Exercise description:
Read the entries below and pull out each line with the string "Population".

Dataset records:
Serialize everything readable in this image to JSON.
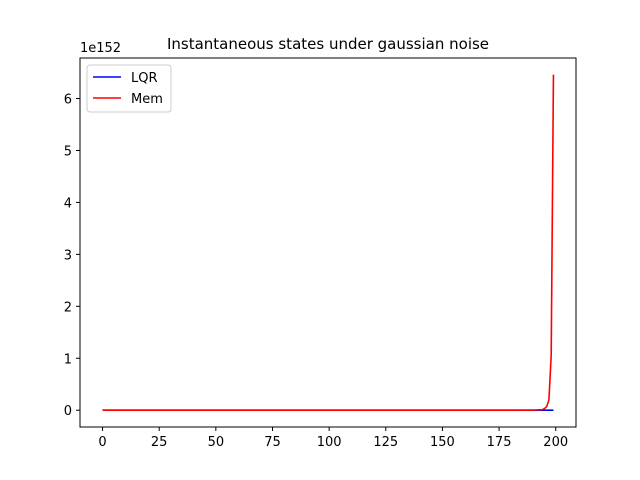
{
  "chart_data": {
    "type": "line",
    "title": "Instantaneous states under gaussian noise",
    "xlabel": "",
    "ylabel": "",
    "y_offset_text": "1e152",
    "xlim": [
      -9.95,
      208.95
    ],
    "ylim": [
      -0.323,
      6.78
    ],
    "x_ticks": [
      0,
      25,
      50,
      75,
      100,
      125,
      150,
      175,
      200
    ],
    "y_ticks": [
      0,
      1,
      2,
      3,
      4,
      5,
      6
    ],
    "legend_position": "upper-left",
    "grid": false,
    "series": [
      {
        "name": "LQR",
        "color": "#0000ff",
        "x": [
          0,
          25,
          50,
          75,
          100,
          125,
          150,
          175,
          199
        ],
        "y": [
          0,
          0,
          0,
          0,
          0,
          0,
          0,
          0,
          0
        ]
      },
      {
        "name": "Mem",
        "color": "#ff0000",
        "x": [
          0,
          25,
          50,
          75,
          100,
          125,
          150,
          175,
          190,
          194,
          195,
          196,
          197,
          198,
          199
        ],
        "y": [
          0,
          0,
          0,
          0,
          0,
          0,
          0,
          0,
          0.002,
          0.01,
          0.03,
          0.07,
          0.2,
          1.05,
          6.46
        ]
      }
    ]
  }
}
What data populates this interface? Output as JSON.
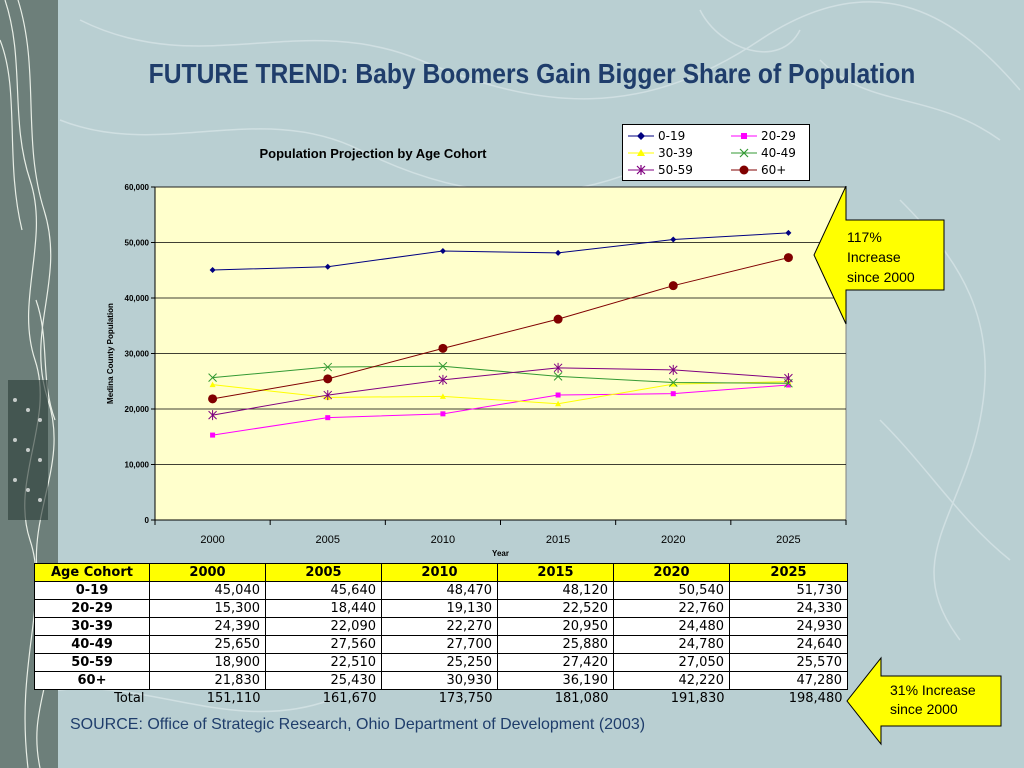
{
  "slide": {
    "title": "FUTURE TREND: Baby Boomers Gain Bigger Share of Population",
    "source": "SOURCE: Office of Strategic Research, Ohio Department of Development (2003)"
  },
  "callouts": {
    "senior": [
      "117%",
      "Increase",
      "since 2000"
    ],
    "total": [
      "31% Increase",
      "since 2000"
    ]
  },
  "colors": {
    "fill_callout": "#ffff00",
    "plot_bg": "#ffffcc",
    "title": "#1f3d6b"
  },
  "chart_data": {
    "type": "line",
    "title": "Population Projection by Age Cohort",
    "xlabel": "Year",
    "ylabel": "Medina County Population",
    "categories": [
      "2000",
      "2005",
      "2010",
      "2015",
      "2020",
      "2025"
    ],
    "ylim": [
      0,
      60000
    ],
    "yticks": [
      0,
      10000,
      20000,
      30000,
      40000,
      50000,
      60000
    ],
    "ytick_labels": [
      "0",
      "10,000",
      "20,000",
      "30,000",
      "40,000",
      "50,000",
      "60,000"
    ],
    "grid": true,
    "legend": "top-right",
    "series": [
      {
        "name": "0-19",
        "color": "#000080",
        "marker": "diamond",
        "values": [
          45040,
          45640,
          48470,
          48120,
          50540,
          51730
        ]
      },
      {
        "name": "20-29",
        "color": "#ff00ff",
        "marker": "square",
        "values": [
          15300,
          18440,
          19130,
          22520,
          22760,
          24330
        ]
      },
      {
        "name": "30-39",
        "color": "#ffff00",
        "marker": "triangle",
        "values": [
          24390,
          22090,
          22270,
          20950,
          24480,
          24930
        ]
      },
      {
        "name": "40-49",
        "color": "#339933",
        "marker": "x",
        "values": [
          25650,
          27560,
          27700,
          25880,
          24780,
          24640
        ]
      },
      {
        "name": "50-59",
        "color": "#800080",
        "marker": "star",
        "values": [
          18900,
          22510,
          25250,
          27420,
          27050,
          25570
        ]
      },
      {
        "name": "60+",
        "color": "#800000",
        "marker": "circle",
        "values": [
          21830,
          25430,
          30930,
          36190,
          42220,
          47280
        ]
      }
    ]
  },
  "table": {
    "headers": [
      "Age Cohort",
      "2000",
      "2005",
      "2010",
      "2015",
      "2020",
      "2025"
    ],
    "rows": [
      [
        "0-19",
        "45,040",
        "45,640",
        "48,470",
        "48,120",
        "50,540",
        "51,730"
      ],
      [
        "20-29",
        "15,300",
        "18,440",
        "19,130",
        "22,520",
        "22,760",
        "24,330"
      ],
      [
        "30-39",
        "24,390",
        "22,090",
        "22,270",
        "20,950",
        "24,480",
        "24,930"
      ],
      [
        "40-49",
        "25,650",
        "27,560",
        "27,700",
        "25,880",
        "24,780",
        "24,640"
      ],
      [
        "50-59",
        "18,900",
        "22,510",
        "25,250",
        "27,420",
        "27,050",
        "25,570"
      ],
      [
        "60+",
        "21,830",
        "25,430",
        "30,930",
        "36,190",
        "42,220",
        "47,280"
      ]
    ],
    "total": [
      "Total",
      "151,110",
      "161,670",
      "173,750",
      "181,080",
      "191,830",
      "198,480"
    ]
  }
}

Answer in full:
    "title": "FUTURE TREND: Baby Boomers Gain Bigger Share of Population",
    "title": "Population Projection by Age Cohort",
    "ylabel": "Medina County Population",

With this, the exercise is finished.